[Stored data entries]
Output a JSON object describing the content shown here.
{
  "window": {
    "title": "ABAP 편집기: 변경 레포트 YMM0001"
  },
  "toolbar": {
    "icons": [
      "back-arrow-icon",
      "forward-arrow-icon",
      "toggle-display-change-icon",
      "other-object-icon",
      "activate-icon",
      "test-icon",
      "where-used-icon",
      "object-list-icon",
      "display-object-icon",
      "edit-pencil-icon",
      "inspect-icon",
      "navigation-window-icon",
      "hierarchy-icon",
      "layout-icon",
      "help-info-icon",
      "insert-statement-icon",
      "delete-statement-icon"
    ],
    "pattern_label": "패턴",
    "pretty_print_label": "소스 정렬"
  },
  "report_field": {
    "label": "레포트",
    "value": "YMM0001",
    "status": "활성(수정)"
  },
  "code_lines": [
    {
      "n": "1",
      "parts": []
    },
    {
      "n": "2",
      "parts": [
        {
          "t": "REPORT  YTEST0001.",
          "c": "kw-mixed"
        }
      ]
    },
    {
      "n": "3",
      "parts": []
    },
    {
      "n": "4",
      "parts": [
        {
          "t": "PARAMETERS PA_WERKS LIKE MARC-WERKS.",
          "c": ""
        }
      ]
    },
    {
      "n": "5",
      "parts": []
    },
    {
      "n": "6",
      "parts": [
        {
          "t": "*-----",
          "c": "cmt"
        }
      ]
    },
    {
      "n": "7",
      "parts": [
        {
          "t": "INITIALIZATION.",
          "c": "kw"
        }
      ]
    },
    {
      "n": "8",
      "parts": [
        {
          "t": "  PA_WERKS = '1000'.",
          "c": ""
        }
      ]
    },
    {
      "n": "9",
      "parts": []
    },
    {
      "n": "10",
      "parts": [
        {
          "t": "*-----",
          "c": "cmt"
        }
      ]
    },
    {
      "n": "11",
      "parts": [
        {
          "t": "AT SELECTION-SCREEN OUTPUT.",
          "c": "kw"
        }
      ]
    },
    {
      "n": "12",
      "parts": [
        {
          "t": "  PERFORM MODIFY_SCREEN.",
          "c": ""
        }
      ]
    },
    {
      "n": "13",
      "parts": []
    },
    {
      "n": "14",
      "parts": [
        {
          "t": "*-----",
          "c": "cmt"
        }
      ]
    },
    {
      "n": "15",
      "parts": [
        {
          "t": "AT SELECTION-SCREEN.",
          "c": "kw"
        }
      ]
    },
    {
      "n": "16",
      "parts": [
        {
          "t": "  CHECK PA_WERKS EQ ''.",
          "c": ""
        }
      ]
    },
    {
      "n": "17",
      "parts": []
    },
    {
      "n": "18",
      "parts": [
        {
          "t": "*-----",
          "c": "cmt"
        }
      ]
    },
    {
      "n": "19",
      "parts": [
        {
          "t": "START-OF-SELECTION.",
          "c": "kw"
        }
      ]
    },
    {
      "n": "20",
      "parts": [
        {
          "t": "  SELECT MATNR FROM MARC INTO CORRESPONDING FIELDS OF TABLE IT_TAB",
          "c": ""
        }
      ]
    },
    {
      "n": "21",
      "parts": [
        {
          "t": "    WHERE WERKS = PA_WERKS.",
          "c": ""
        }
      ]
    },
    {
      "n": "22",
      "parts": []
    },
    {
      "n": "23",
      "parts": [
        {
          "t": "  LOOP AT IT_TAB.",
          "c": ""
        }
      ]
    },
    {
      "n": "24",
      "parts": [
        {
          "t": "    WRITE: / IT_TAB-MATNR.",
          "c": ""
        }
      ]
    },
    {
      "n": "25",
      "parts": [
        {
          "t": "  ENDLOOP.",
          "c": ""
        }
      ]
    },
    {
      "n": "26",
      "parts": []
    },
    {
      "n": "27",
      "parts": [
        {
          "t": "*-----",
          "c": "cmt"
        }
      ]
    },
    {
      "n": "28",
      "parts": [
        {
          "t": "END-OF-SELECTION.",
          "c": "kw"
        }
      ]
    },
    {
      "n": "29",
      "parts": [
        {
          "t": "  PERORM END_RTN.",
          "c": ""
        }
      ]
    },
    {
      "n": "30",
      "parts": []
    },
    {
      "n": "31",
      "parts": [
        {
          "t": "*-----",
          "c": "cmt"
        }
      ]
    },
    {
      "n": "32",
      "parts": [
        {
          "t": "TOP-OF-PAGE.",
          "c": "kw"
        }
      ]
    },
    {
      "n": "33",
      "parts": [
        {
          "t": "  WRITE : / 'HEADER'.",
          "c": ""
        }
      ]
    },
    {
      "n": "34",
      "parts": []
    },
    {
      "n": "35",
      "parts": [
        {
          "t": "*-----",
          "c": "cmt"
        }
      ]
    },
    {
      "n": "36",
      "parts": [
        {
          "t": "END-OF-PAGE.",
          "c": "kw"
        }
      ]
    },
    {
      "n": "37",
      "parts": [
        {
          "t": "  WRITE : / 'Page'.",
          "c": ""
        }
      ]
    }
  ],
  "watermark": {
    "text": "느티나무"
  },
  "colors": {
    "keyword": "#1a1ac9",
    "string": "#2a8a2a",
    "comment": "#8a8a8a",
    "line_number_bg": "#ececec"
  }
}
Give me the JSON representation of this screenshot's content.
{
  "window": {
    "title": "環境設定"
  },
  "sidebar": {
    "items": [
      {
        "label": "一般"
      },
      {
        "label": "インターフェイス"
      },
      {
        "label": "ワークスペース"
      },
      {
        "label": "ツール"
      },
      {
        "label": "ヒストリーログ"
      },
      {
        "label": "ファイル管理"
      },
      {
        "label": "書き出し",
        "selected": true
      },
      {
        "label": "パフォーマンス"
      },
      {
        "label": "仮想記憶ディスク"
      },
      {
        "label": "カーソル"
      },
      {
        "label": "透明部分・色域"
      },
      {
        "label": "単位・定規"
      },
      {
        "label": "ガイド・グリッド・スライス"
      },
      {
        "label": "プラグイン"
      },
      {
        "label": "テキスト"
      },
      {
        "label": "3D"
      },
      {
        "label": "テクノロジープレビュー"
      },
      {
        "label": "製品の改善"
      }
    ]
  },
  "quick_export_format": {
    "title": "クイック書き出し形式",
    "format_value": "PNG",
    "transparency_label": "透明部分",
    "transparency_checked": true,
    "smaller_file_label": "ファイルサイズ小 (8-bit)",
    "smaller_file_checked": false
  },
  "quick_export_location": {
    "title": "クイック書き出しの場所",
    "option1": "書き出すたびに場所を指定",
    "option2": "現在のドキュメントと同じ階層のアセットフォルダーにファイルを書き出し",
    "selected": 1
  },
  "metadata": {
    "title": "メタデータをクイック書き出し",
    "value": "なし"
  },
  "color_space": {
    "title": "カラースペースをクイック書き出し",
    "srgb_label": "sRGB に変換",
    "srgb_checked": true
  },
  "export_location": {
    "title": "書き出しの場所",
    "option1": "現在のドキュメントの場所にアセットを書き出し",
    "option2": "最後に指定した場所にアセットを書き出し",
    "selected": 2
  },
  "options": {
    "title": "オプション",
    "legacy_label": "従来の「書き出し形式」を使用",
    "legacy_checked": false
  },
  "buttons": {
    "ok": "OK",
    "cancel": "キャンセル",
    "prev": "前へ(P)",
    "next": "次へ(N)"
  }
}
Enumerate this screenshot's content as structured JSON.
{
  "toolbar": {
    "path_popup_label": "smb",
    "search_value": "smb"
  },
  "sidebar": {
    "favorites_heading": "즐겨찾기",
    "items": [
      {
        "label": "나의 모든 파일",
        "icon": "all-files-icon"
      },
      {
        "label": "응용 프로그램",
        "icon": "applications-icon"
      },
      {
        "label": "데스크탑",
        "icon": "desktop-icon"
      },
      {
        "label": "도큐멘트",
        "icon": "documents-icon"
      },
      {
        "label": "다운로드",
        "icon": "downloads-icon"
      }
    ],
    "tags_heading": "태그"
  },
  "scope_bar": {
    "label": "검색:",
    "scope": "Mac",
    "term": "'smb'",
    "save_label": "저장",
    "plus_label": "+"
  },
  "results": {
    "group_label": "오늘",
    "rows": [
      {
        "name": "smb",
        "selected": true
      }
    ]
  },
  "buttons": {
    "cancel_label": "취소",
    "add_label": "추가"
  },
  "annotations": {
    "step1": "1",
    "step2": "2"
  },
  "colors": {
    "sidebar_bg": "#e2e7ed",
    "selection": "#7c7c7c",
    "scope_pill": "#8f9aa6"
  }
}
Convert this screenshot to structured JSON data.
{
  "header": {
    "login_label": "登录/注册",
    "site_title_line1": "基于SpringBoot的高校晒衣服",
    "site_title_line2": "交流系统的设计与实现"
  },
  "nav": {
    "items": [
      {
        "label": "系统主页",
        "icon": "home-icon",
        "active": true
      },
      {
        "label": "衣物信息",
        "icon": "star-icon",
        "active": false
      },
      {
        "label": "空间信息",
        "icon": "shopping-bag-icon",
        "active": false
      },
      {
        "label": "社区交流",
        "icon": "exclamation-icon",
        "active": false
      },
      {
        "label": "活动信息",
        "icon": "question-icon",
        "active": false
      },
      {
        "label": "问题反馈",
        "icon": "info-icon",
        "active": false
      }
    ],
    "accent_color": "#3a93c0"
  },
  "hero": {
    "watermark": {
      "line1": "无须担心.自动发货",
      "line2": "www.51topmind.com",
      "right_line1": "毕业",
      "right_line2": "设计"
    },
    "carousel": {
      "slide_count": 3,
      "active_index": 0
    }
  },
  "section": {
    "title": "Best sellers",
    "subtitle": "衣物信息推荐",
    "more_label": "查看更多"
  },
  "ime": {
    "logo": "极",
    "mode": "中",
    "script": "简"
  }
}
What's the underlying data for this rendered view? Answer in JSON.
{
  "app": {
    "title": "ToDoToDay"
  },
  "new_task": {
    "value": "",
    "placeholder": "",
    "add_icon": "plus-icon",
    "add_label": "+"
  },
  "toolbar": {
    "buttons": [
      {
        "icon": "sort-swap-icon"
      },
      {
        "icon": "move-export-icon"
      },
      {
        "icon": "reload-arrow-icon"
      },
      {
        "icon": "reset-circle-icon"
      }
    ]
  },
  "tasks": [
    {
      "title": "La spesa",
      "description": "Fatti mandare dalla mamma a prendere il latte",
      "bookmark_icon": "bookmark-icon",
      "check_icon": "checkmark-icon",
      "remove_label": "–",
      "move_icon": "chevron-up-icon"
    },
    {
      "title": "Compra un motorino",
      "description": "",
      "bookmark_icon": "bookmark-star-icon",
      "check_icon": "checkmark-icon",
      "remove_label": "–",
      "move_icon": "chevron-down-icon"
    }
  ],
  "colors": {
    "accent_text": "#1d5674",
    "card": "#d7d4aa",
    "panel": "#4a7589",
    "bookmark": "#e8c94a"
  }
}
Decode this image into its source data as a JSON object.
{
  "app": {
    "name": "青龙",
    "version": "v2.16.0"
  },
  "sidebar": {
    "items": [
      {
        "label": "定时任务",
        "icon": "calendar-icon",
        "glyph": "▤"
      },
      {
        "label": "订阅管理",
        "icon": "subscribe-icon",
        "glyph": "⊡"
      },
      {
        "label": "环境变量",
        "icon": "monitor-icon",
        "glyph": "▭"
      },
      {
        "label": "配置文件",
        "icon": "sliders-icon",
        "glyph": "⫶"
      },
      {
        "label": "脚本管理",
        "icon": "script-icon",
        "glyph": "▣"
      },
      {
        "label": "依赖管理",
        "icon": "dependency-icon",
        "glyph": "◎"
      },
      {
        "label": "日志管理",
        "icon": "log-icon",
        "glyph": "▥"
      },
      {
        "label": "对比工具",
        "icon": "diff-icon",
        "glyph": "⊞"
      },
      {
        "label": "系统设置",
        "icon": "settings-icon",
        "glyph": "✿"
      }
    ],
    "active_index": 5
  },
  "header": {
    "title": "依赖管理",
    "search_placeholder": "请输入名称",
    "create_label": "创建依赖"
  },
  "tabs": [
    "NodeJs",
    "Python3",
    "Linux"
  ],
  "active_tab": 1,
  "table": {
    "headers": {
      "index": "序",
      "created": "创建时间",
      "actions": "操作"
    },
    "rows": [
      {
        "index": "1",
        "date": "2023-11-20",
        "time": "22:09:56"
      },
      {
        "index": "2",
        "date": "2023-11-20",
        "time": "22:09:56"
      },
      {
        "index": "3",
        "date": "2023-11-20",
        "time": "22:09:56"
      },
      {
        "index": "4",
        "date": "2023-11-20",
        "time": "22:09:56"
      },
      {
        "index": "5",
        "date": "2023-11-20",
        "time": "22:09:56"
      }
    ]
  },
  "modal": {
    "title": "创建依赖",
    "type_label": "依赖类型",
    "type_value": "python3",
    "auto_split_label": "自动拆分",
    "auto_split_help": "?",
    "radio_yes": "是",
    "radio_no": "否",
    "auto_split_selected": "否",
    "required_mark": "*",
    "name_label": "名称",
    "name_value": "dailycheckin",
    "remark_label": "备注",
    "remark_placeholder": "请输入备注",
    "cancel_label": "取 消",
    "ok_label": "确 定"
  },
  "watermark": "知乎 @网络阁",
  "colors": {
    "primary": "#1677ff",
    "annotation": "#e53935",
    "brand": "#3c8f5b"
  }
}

* [Exercise aim]
For each line of the entries that includes "chevron", show that line.

* [Solution]
      "move_icon": "chevron-up-icon"
      "move_icon": "chevron-down-icon"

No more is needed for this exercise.